> **TASK TO COMPLETE**
Every entry must be duplicated precisely as written.

> **EXCERPTED DATA**
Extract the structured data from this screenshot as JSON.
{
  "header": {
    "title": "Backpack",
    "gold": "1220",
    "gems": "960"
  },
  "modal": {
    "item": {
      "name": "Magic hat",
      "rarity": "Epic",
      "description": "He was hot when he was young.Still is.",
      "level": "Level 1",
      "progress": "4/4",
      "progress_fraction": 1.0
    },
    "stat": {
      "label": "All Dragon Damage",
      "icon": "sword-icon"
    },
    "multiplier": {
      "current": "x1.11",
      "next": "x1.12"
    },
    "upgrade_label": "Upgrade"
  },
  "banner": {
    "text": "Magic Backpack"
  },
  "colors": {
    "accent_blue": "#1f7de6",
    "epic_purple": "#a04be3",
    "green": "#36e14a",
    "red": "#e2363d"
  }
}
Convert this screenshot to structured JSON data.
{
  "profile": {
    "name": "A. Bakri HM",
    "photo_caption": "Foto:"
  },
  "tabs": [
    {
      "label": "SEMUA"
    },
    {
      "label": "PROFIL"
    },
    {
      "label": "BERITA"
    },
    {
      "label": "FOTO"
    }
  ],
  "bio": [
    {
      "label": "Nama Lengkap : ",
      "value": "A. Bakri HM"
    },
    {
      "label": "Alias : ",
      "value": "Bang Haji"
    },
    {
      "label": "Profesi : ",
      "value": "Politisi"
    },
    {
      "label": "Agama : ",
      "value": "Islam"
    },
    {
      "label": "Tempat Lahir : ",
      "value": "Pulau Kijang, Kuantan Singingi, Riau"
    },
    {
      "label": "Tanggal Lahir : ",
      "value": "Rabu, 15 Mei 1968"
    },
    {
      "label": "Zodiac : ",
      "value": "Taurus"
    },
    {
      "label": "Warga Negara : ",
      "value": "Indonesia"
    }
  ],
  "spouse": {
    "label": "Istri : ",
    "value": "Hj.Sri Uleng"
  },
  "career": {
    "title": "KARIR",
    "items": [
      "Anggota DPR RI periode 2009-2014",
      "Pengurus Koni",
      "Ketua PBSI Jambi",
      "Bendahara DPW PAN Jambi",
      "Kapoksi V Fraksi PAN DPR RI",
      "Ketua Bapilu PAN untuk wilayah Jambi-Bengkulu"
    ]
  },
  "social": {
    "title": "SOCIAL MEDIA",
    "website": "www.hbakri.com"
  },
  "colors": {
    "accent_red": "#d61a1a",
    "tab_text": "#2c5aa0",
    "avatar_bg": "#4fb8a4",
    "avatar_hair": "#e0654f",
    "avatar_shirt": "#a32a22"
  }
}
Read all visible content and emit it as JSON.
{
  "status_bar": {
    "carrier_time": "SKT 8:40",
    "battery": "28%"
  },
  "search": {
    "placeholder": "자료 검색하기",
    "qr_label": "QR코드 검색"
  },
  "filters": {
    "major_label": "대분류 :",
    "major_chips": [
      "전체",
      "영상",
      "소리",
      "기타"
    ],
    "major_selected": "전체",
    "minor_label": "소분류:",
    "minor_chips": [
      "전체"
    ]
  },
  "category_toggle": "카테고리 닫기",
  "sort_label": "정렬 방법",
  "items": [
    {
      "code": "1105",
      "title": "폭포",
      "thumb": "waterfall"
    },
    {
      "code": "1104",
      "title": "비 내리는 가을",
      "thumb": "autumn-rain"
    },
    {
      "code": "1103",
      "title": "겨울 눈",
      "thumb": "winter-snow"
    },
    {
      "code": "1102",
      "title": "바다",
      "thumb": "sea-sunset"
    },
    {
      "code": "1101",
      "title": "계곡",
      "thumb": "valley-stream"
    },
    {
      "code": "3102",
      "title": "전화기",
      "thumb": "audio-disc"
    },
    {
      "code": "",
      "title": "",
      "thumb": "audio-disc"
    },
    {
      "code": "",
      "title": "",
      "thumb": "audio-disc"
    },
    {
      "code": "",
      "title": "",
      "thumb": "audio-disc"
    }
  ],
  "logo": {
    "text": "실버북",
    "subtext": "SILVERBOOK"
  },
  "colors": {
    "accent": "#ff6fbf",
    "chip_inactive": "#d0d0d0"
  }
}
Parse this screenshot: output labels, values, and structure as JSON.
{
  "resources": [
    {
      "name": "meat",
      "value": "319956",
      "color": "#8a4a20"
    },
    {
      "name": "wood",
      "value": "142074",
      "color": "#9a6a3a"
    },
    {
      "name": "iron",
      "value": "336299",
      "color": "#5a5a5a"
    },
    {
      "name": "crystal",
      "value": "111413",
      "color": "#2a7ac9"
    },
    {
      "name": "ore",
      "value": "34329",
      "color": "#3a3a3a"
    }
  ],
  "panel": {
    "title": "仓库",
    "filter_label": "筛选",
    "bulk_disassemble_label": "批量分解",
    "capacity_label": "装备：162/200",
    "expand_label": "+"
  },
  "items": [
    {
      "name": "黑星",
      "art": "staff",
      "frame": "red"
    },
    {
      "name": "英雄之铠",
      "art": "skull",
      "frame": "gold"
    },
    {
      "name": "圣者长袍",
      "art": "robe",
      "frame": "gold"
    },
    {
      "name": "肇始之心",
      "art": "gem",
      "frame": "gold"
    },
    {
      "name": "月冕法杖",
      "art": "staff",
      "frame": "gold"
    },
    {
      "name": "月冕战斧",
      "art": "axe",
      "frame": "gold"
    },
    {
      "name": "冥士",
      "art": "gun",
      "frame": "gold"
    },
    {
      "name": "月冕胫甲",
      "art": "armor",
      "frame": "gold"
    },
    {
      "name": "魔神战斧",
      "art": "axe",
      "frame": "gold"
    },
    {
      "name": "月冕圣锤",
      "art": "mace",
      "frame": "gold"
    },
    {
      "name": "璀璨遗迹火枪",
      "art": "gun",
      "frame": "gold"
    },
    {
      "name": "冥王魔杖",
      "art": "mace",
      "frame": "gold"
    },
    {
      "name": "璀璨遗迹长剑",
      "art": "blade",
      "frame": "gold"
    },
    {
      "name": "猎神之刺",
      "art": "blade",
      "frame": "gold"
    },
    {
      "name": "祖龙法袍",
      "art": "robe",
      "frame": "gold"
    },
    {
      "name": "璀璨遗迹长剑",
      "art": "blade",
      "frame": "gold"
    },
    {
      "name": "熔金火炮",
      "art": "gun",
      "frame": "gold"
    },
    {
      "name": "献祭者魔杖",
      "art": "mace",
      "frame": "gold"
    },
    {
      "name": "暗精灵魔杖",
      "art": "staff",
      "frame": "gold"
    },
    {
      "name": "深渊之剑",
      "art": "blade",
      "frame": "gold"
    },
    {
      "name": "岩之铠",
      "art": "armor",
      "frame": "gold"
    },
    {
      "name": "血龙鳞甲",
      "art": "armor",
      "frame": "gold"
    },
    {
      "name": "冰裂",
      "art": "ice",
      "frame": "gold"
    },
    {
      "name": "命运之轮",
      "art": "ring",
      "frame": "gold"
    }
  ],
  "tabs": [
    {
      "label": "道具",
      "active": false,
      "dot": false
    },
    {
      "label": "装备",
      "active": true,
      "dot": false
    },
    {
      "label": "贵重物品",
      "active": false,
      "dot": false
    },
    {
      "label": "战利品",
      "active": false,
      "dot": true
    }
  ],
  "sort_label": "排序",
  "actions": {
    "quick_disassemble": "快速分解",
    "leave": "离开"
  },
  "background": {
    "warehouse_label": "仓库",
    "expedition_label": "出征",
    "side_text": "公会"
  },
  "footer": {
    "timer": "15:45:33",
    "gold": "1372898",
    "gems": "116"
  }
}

> **WORKED ANSWER**
Extract the structured data from this screenshot as JSON.
{
  "header": {
    "title": "Backpack",
    "gold": "1220",
    "gems": "960"
  },
  "modal": {
    "item": {
      "name": "Magic hat",
      "rarity": "Epic",
      "description": "He was hot when he was young.Still is.",
      "level": "Level 1",
      "progress": "4/4",
      "progress_fraction": 1.0
    },
    "stat": {
      "label": "All Dragon Damage",
      "icon": "sword-icon"
    },
    "multiplier": {
      "current": "x1.11",
      "next": "x1.12"
    },
    "upgrade_label": "Upgrade"
  },
  "banner": {
    "text": "Magic Backpack"
  },
  "colors": {
    "accent_blue": "#1f7de6",
    "epic_purple": "#a04be3",
    "green": "#36e14a",
    "red": "#e2363d"
  }
}
Convert this screenshot to structured JSON data.
{
  "profile": {
    "name": "A. Bakri HM",
    "photo_caption": "Foto:"
  },
  "tabs": [
    {
      "label": "SEMUA"
    },
    {
      "label": "PROFIL"
    },
    {
      "label": "BERITA"
    },
    {
      "label": "FOTO"
    }
  ],
  "bio": [
    {
      "label": "Nama Lengkap : ",
      "value": "A. Bakri HM"
    },
    {
      "label": "Alias : ",
      "value": "Bang Haji"
    },
    {
      "label": "Profesi : ",
      "value": "Politisi"
    },
    {
      "label": "Agama : ",
      "value": "Islam"
    },
    {
      "label": "Tempat Lahir : ",
      "value": "Pulau Kijang, Kuantan Singingi, Riau"
    },
    {
      "label": "Tanggal Lahir : ",
      "value": "Rabu, 15 Mei 1968"
    },
    {
      "label": "Zodiac : ",
      "value": "Taurus"
    },
    {
      "label": "Warga Negara : ",
      "value": "Indonesia"
    }
  ],
  "spouse": {
    "label": "Istri : ",
    "value": "Hj.Sri Uleng"
  },
  "career": {
    "title": "KARIR",
    "items": [
      "Anggota DPR RI periode 2009-2014",
      "Pengurus Koni",
      "Ketua PBSI Jambi",
      "Bendahara DPW PAN Jambi",
      "Kapoksi V Fraksi PAN DPR RI",
      "Ketua Bapilu PAN untuk wilayah Jambi-Bengkulu"
    ]
  },
  "social": {
    "title": "SOCIAL MEDIA",
    "website": "www.hbakri.com"
  },
  "colors": {
    "accent_red": "#d61a1a",
    "tab_text": "#2c5aa0",
    "avatar_bg": "#4fb8a4",
    "avatar_hair": "#e0654f",
    "avatar_shirt": "#a32a22"
  }
}
Read all visible content and emit it as JSON.
{
  "status_bar": {
    "carrier_time": "SKT 8:40",
    "battery": "28%"
  },
  "search": {
    "placeholder": "자료 검색하기",
    "qr_label": "QR코드 검색"
  },
  "filters": {
    "major_label": "대분류 :",
    "major_chips": [
      "전체",
      "영상",
      "소리",
      "기타"
    ],
    "major_selected": "전체",
    "minor_label": "소분류:",
    "minor_chips": [
      "전체"
    ]
  },
  "category_toggle": "카테고리 닫기",
  "sort_label": "정렬 방법",
  "items": [
    {
      "code": "1105",
      "title": "폭포",
      "thumb": "waterfall"
    },
    {
      "code": "1104",
      "title": "비 내리는 가을",
      "thumb": "autumn-rain"
    },
    {
      "code": "1103",
      "title": "겨울 눈",
      "thumb": "winter-snow"
    },
    {
      "code": "1102",
      "title": "바다",
      "thumb": "sea-sunset"
    },
    {
      "code": "1101",
      "title": "계곡",
      "thumb": "valley-stream"
    },
    {
      "code": "3102",
      "title": "전화기",
      "thumb": "audio-disc"
    },
    {
      "code": "",
      "title": "",
      "thumb": "audio-disc"
    },
    {
      "code": "",
      "title": "",
      "thumb": "audio-disc"
    },
    {
      "code": "",
      "title": "",
      "thumb": "audio-disc"
    }
  ],
  "logo": {
    "text": "실버북",
    "subtext": "SILVERBOOK"
  },
  "colors": {
    "accent": "#ff6fbf",
    "chip_inactive": "#d0d0d0"
  }
}
Parse this screenshot: output labels, values, and structure as JSON.
{
  "resources": [
    {
      "name": "meat",
      "value": "319956",
      "color": "#8a4a20"
    },
    {
      "name": "wood",
      "value": "142074",
      "color": "#9a6a3a"
    },
    {
      "name": "iron",
      "value": "336299",
      "color": "#5a5a5a"
    },
    {
      "name": "crystal",
      "value": "111413",
      "color": "#2a7ac9"
    },
    {
      "name": "ore",
      "value": "34329",
      "color": "#3a3a3a"
    }
  ],
  "panel": {
    "title": "仓库",
    "filter_label": "筛选",
    "bulk_disassemble_label": "批量分解",
    "capacity_label": "装备：162/200",
    "expand_label": "+"
  },
  "items": [
    {
      "name": "黑星",
      "art": "staff",
      "frame": "red"
    },
    {
      "name": "英雄之铠",
      "art": "skull",
      "frame": "gold"
    },
    {
      "name": "圣者长袍",
      "art": "robe",
      "frame": "gold"
    },
    {
      "name": "肇始之心",
      "art": "gem",
      "frame": "gold"
    },
    {
      "name": "月冕法杖",
      "art": "staff",
      "frame": "gold"
    },
    {
      "name": "月冕战斧",
      "art": "axe",
      "frame": "gold"
    },
    {
      "name": "冥士",
      "art": "gun",
      "frame": "gold"
    },
    {
      "name": "月冕胫甲",
      "art": "armor",
      "frame": "gold"
    },
    {
      "name": "魔神战斧",
      "art": "axe",
      "frame": "gold"
    },
    {
      "name": "月冕圣锤",
      "art": "mace",
      "frame": "gold"
    },
    {
      "name": "璀璨遗迹火枪",
      "art": "gun",
      "frame": "gold"
    },
    {
      "name": "冥王魔杖",
      "art": "mace",
      "frame": "gold"
    },
    {
      "name": "璀璨遗迹长剑",
      "art": "blade",
      "frame": "gold"
    },
    {
      "name": "猎神之刺",
      "art": "blade",
      "frame": "gold"
    },
    {
      "name": "祖龙法袍",
      "art": "robe",
      "frame": "gold"
    },
    {
      "name": "璀璨遗迹长剑",
      "art": "blade",
      "frame": "gold"
    },
    {
      "name": "熔金火炮",
      "art": "gun",
      "frame": "gold"
    },
    {
      "name": "献祭者魔杖",
      "art": "mace",
      "frame": "gold"
    },
    {
      "name": "暗精灵魔杖",
      "art": "staff",
      "frame": "gold"
    },
    {
      "name": "深渊之剑",
      "art": "blade",
      "frame": "gold"
    },
    {
      "name": "岩之铠",
      "art": "armor",
      "frame": "gold"
    },
    {
      "name": "血龙鳞甲",
      "art": "armor",
      "frame": "gold"
    },
    {
      "name": "冰裂",
      "art": "ice",
      "frame": "gold"
    },
    {
      "name": "命运之轮",
      "art": "ring",
      "frame": "gold"
    }
  ],
  "tabs": [
    {
      "label": "道具",
      "active": false,
      "dot": false
    },
    {
      "label": "装备",
      "active": true,
      "dot": false
    },
    {
      "label": "贵重物品",
      "active": false,
      "dot": false
    },
    {
      "label": "战利品",
      "active": false,
      "dot": true
    }
  ],
  "sort_label": "排序",
  "actions": {
    "quick_disassemble": "快速分解",
    "leave": "离开"
  },
  "background": {
    "warehouse_label": "仓库",
    "expedition_label": "出征",
    "side_text": "公会"
  },
  "footer": {
    "timer": "15:45:33",
    "gold": "1372898",
    "gems": "116"
  }
}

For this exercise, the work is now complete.